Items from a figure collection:
<<<<

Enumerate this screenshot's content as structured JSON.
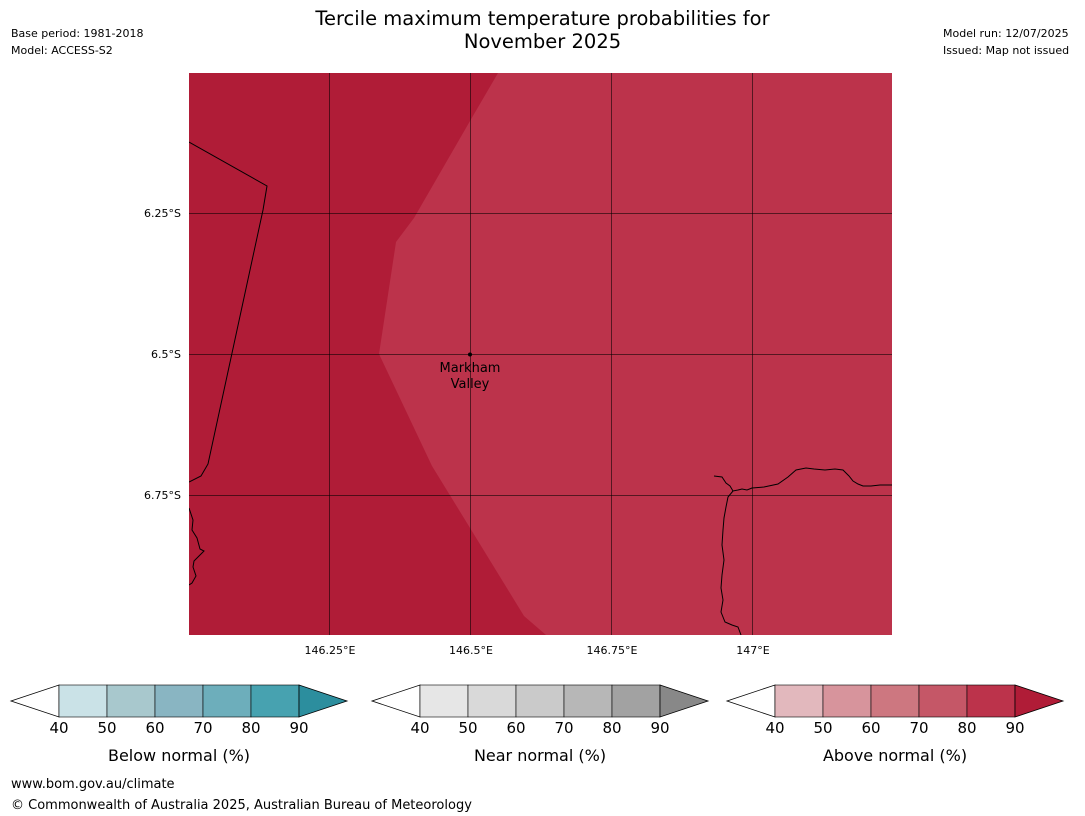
{
  "header": {
    "title_line1": "Tercile maximum temperature probabilities for",
    "title_line2": "November 2025",
    "base_period": "Base period: 1981-2018",
    "model": "Model: ACCESS-S2",
    "model_run": "Model run: 12/07/2025",
    "issued": "Issued: Map not issued"
  },
  "map": {
    "location_label_line1": "Markham",
    "location_label_line2": "Valley",
    "lat_labels": [
      "6.25°S",
      "6.5°S",
      "6.75°S"
    ],
    "lon_labels": [
      "146.25°E",
      "146.5°E",
      "146.75°E",
      "147°E"
    ],
    "regions": [
      {
        "category": "above-normal",
        "range": "80-90",
        "color": "#b01c37"
      },
      {
        "category": "above-normal",
        "range": "70-80",
        "color": "#bc334b"
      }
    ]
  },
  "colorbars": [
    {
      "label": "Below normal (%)",
      "ticks": [
        "40",
        "50",
        "60",
        "70",
        "80",
        "90"
      ],
      "colors": [
        "#cae2e7",
        "#a8c8cd",
        "#89b5c2",
        "#6daebb",
        "#47a2b0",
        "#2c8e9e"
      ]
    },
    {
      "label": "Near normal (%)",
      "ticks": [
        "40",
        "50",
        "60",
        "70",
        "80",
        "90"
      ],
      "colors": [
        "#e6e6e6",
        "#d9d9d9",
        "#cacaca",
        "#b7b7b7",
        "#a2a2a2",
        "#888888"
      ]
    },
    {
      "label": "Above normal (%)",
      "ticks": [
        "40",
        "50",
        "60",
        "70",
        "80",
        "90"
      ],
      "colors": [
        "#e2b8bd",
        "#d7949c",
        "#cd7780",
        "#c55767",
        "#bc334b",
        "#b01c37"
      ]
    }
  ],
  "footer": {
    "url": "www.bom.gov.au/climate",
    "copyright": "© Commonwealth of Australia 2025, Australian Bureau of Meteorology"
  }
}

>>>>

§ **Stated exercise**
All of the records above must be copied exactly, except for the pictures.

§ **Reply**
Enumerate this screenshot's content as structured JSON.
{
  "header": {
    "title_line1": "Tercile maximum temperature probabilities for",
    "title_line2": "November 2025",
    "base_period": "Base period: 1981-2018",
    "model": "Model: ACCESS-S2",
    "model_run": "Model run: 12/07/2025",
    "issued": "Issued: Map not issued"
  },
  "map": {
    "location_label_line1": "Markham",
    "location_label_line2": "Valley",
    "lat_labels": [
      "6.25°S",
      "6.5°S",
      "6.75°S"
    ],
    "lon_labels": [
      "146.25°E",
      "146.5°E",
      "146.75°E",
      "147°E"
    ],
    "regions": [
      {
        "category": "above-normal",
        "range": "80-90",
        "color": "#b01c37"
      },
      {
        "category": "above-normal",
        "range": "70-80",
        "color": "#bc334b"
      }
    ]
  },
  "colorbars": [
    {
      "label": "Below normal (%)",
      "ticks": [
        "40",
        "50",
        "60",
        "70",
        "80",
        "90"
      ],
      "colors": [
        "#cae2e7",
        "#a8c8cd",
        "#89b5c2",
        "#6daebb",
        "#47a2b0",
        "#2c8e9e"
      ]
    },
    {
      "label": "Near normal (%)",
      "ticks": [
        "40",
        "50",
        "60",
        "70",
        "80",
        "90"
      ],
      "colors": [
        "#e6e6e6",
        "#d9d9d9",
        "#cacaca",
        "#b7b7b7",
        "#a2a2a2",
        "#888888"
      ]
    },
    {
      "label": "Above normal (%)",
      "ticks": [
        "40",
        "50",
        "60",
        "70",
        "80",
        "90"
      ],
      "colors": [
        "#e2b8bd",
        "#d7949c",
        "#cd7780",
        "#c55767",
        "#bc334b",
        "#b01c37"
      ]
    }
  ],
  "footer": {
    "url": "www.bom.gov.au/climate",
    "copyright": "© Commonwealth of Australia 2025, Australian Bureau of Meteorology"
  }
}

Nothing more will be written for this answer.